Write out the material exactly. Do not include the pictures.

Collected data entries
——
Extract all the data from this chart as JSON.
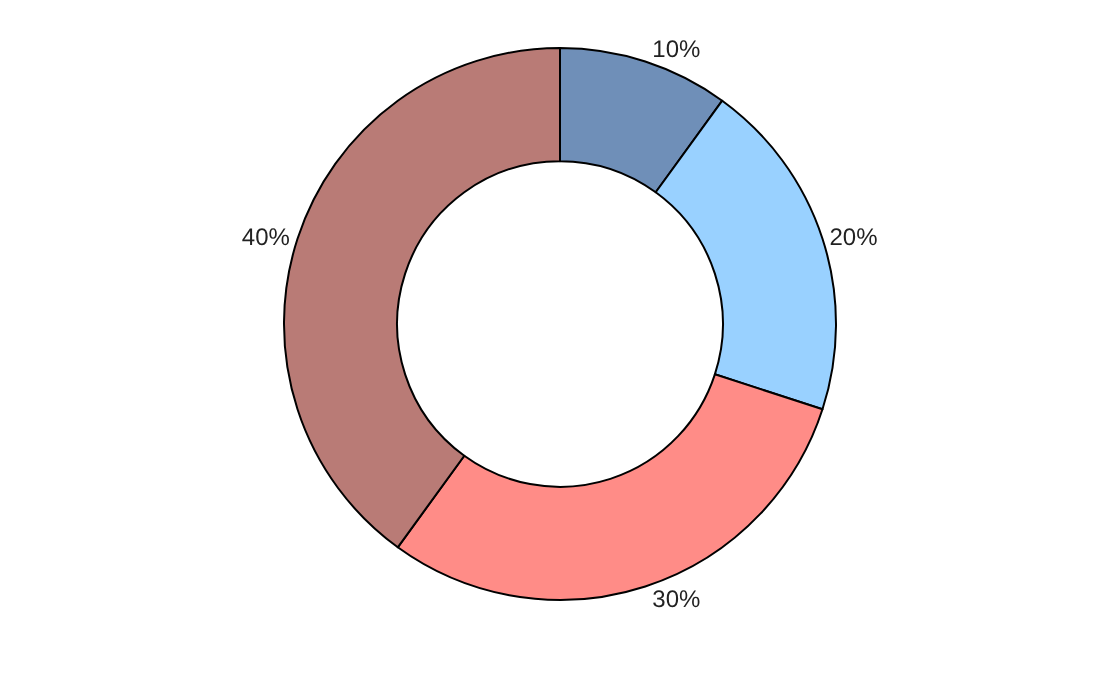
{
  "chart_data": {
    "type": "donut",
    "categories": [
      null,
      null,
      null,
      null
    ],
    "values": [
      10,
      20,
      30,
      40
    ],
    "value_labels": [
      "10%",
      "20%",
      "30%",
      "40%"
    ],
    "colors": [
      "#6f8fb8",
      "#99d1ff",
      "#ff8c87",
      "#b97b76"
    ],
    "legend": false
  }
}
——
### Written response
Extract all the data from this chart as JSON.
{
  "chart_data": {
    "type": "donut",
    "categories": [
      null,
      null,
      null,
      null
    ],
    "values": [
      10,
      20,
      30,
      40
    ],
    "value_labels": [
      "10%",
      "20%",
      "30%",
      "40%"
    ],
    "colors": [
      "#6f8fb8",
      "#99d1ff",
      "#ff8c87",
      "#b97b76"
    ],
    "legend": false
  }
}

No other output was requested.